[START Exercise materials]

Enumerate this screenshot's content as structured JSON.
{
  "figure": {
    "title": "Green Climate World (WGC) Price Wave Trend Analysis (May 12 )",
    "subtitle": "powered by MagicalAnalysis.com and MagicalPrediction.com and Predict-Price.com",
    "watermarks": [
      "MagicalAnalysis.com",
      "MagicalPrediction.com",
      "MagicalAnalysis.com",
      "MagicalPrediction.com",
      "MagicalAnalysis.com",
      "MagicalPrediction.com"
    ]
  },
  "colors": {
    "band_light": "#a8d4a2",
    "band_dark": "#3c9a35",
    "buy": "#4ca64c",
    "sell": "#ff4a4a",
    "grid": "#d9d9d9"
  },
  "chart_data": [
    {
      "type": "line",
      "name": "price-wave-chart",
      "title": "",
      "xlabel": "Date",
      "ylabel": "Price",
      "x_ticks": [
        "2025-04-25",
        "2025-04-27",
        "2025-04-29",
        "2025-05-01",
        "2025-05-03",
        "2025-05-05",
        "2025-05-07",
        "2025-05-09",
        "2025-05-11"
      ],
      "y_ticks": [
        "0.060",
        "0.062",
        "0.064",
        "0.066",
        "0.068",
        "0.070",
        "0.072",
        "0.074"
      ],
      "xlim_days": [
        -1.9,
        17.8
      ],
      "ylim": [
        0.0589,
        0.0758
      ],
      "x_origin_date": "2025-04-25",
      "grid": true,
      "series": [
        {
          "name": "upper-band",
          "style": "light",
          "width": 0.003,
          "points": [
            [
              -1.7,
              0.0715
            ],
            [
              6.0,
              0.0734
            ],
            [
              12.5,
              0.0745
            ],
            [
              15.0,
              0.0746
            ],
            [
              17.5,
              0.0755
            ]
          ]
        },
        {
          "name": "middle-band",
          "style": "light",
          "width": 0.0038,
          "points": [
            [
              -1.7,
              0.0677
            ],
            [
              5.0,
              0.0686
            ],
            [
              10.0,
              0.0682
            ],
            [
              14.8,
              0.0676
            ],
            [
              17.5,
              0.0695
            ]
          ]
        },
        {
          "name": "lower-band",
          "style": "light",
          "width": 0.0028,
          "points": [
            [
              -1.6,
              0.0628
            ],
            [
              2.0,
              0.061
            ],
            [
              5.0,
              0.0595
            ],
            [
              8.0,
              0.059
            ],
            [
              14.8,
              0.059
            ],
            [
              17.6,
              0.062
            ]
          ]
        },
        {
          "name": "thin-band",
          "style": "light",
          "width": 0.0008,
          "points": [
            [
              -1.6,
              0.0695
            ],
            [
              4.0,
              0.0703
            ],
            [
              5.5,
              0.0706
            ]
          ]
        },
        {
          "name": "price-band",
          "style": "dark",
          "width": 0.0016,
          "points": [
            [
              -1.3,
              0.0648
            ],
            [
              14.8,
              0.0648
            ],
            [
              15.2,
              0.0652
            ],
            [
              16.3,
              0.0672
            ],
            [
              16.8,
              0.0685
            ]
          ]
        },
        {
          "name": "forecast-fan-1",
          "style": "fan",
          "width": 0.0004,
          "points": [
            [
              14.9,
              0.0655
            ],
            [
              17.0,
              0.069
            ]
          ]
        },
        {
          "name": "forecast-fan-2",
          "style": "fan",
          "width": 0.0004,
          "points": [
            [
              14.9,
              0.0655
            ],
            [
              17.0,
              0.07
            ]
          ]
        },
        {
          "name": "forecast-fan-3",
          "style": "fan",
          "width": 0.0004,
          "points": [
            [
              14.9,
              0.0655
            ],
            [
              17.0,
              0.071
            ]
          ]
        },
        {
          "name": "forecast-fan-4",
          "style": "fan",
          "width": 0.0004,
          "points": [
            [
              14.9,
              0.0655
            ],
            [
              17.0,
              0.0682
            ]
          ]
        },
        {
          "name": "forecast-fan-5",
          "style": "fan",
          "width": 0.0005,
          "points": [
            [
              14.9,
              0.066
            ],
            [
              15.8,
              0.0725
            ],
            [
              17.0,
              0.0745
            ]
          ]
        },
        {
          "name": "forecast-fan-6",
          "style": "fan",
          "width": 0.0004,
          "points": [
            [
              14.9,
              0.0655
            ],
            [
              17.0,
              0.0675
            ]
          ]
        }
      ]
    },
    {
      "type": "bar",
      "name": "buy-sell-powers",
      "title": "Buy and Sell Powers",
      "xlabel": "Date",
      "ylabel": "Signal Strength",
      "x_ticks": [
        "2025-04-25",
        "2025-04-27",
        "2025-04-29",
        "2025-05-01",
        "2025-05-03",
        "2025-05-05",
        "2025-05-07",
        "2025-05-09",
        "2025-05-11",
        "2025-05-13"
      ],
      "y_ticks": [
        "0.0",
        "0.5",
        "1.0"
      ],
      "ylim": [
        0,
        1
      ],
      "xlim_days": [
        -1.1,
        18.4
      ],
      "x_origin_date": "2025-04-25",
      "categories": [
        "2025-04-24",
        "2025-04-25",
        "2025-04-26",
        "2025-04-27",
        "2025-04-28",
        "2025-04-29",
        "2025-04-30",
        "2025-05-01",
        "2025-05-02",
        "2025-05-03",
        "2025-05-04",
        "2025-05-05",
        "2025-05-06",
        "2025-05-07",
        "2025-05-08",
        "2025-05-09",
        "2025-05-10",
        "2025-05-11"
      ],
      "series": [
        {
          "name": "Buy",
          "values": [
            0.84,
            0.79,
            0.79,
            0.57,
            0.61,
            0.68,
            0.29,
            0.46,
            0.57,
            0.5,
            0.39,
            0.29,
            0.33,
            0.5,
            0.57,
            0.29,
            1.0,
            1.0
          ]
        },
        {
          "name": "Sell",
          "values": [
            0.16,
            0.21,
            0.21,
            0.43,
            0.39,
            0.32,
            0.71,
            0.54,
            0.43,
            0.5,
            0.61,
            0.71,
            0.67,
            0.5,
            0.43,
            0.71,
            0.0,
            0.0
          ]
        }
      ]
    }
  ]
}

[END Exercise materials]

Return the lines above exactly, keeping every word.

▶ _Answer to this exercise_
Enumerate this screenshot's content as structured JSON.
{
  "figure": {
    "title": "Green Climate World (WGC) Price Wave Trend Analysis (May 12 )",
    "subtitle": "powered by MagicalAnalysis.com and MagicalPrediction.com and Predict-Price.com",
    "watermarks": [
      "MagicalAnalysis.com",
      "MagicalPrediction.com",
      "MagicalAnalysis.com",
      "MagicalPrediction.com",
      "MagicalAnalysis.com",
      "MagicalPrediction.com"
    ]
  },
  "colors": {
    "band_light": "#a8d4a2",
    "band_dark": "#3c9a35",
    "buy": "#4ca64c",
    "sell": "#ff4a4a",
    "grid": "#d9d9d9"
  },
  "chart_data": [
    {
      "type": "line",
      "name": "price-wave-chart",
      "title": "",
      "xlabel": "Date",
      "ylabel": "Price",
      "x_ticks": [
        "2025-04-25",
        "2025-04-27",
        "2025-04-29",
        "2025-05-01",
        "2025-05-03",
        "2025-05-05",
        "2025-05-07",
        "2025-05-09",
        "2025-05-11"
      ],
      "y_ticks": [
        "0.060",
        "0.062",
        "0.064",
        "0.066",
        "0.068",
        "0.070",
        "0.072",
        "0.074"
      ],
      "xlim_days": [
        -1.9,
        17.8
      ],
      "ylim": [
        0.0589,
        0.0758
      ],
      "x_origin_date": "2025-04-25",
      "grid": true,
      "series": [
        {
          "name": "upper-band",
          "style": "light",
          "width": 0.003,
          "points": [
            [
              -1.7,
              0.0715
            ],
            [
              6.0,
              0.0734
            ],
            [
              12.5,
              0.0745
            ],
            [
              15.0,
              0.0746
            ],
            [
              17.5,
              0.0755
            ]
          ]
        },
        {
          "name": "middle-band",
          "style": "light",
          "width": 0.0038,
          "points": [
            [
              -1.7,
              0.0677
            ],
            [
              5.0,
              0.0686
            ],
            [
              10.0,
              0.0682
            ],
            [
              14.8,
              0.0676
            ],
            [
              17.5,
              0.0695
            ]
          ]
        },
        {
          "name": "lower-band",
          "style": "light",
          "width": 0.0028,
          "points": [
            [
              -1.6,
              0.0628
            ],
            [
              2.0,
              0.061
            ],
            [
              5.0,
              0.0595
            ],
            [
              8.0,
              0.059
            ],
            [
              14.8,
              0.059
            ],
            [
              17.6,
              0.062
            ]
          ]
        },
        {
          "name": "thin-band",
          "style": "light",
          "width": 0.0008,
          "points": [
            [
              -1.6,
              0.0695
            ],
            [
              4.0,
              0.0703
            ],
            [
              5.5,
              0.0706
            ]
          ]
        },
        {
          "name": "price-band",
          "style": "dark",
          "width": 0.0016,
          "points": [
            [
              -1.3,
              0.0648
            ],
            [
              14.8,
              0.0648
            ],
            [
              15.2,
              0.0652
            ],
            [
              16.3,
              0.0672
            ],
            [
              16.8,
              0.0685
            ]
          ]
        },
        {
          "name": "forecast-fan-1",
          "style": "fan",
          "width": 0.0004,
          "points": [
            [
              14.9,
              0.0655
            ],
            [
              17.0,
              0.069
            ]
          ]
        },
        {
          "name": "forecast-fan-2",
          "style": "fan",
          "width": 0.0004,
          "points": [
            [
              14.9,
              0.0655
            ],
            [
              17.0,
              0.07
            ]
          ]
        },
        {
          "name": "forecast-fan-3",
          "style": "fan",
          "width": 0.0004,
          "points": [
            [
              14.9,
              0.0655
            ],
            [
              17.0,
              0.071
            ]
          ]
        },
        {
          "name": "forecast-fan-4",
          "style": "fan",
          "width": 0.0004,
          "points": [
            [
              14.9,
              0.0655
            ],
            [
              17.0,
              0.0682
            ]
          ]
        },
        {
          "name": "forecast-fan-5",
          "style": "fan",
          "width": 0.0005,
          "points": [
            [
              14.9,
              0.066
            ],
            [
              15.8,
              0.0725
            ],
            [
              17.0,
              0.0745
            ]
          ]
        },
        {
          "name": "forecast-fan-6",
          "style": "fan",
          "width": 0.0004,
          "points": [
            [
              14.9,
              0.0655
            ],
            [
              17.0,
              0.0675
            ]
          ]
        }
      ]
    },
    {
      "type": "bar",
      "name": "buy-sell-powers",
      "title": "Buy and Sell Powers",
      "xlabel": "Date",
      "ylabel": "Signal Strength",
      "x_ticks": [
        "2025-04-25",
        "2025-04-27",
        "2025-04-29",
        "2025-05-01",
        "2025-05-03",
        "2025-05-05",
        "2025-05-07",
        "2025-05-09",
        "2025-05-11",
        "2025-05-13"
      ],
      "y_ticks": [
        "0.0",
        "0.5",
        "1.0"
      ],
      "ylim": [
        0,
        1
      ],
      "xlim_days": [
        -1.1,
        18.4
      ],
      "x_origin_date": "2025-04-25",
      "categories": [
        "2025-04-24",
        "2025-04-25",
        "2025-04-26",
        "2025-04-27",
        "2025-04-28",
        "2025-04-29",
        "2025-04-30",
        "2025-05-01",
        "2025-05-02",
        "2025-05-03",
        "2025-05-04",
        "2025-05-05",
        "2025-05-06",
        "2025-05-07",
        "2025-05-08",
        "2025-05-09",
        "2025-05-10",
        "2025-05-11"
      ],
      "series": [
        {
          "name": "Buy",
          "values": [
            0.84,
            0.79,
            0.79,
            0.57,
            0.61,
            0.68,
            0.29,
            0.46,
            0.57,
            0.5,
            0.39,
            0.29,
            0.33,
            0.5,
            0.57,
            0.29,
            1.0,
            1.0
          ]
        },
        {
          "name": "Sell",
          "values": [
            0.16,
            0.21,
            0.21,
            0.43,
            0.39,
            0.32,
            0.71,
            0.54,
            0.43,
            0.5,
            0.61,
            0.71,
            0.67,
            0.5,
            0.43,
            0.71,
            0.0,
            0.0
          ]
        }
      ]
    }
  ]
}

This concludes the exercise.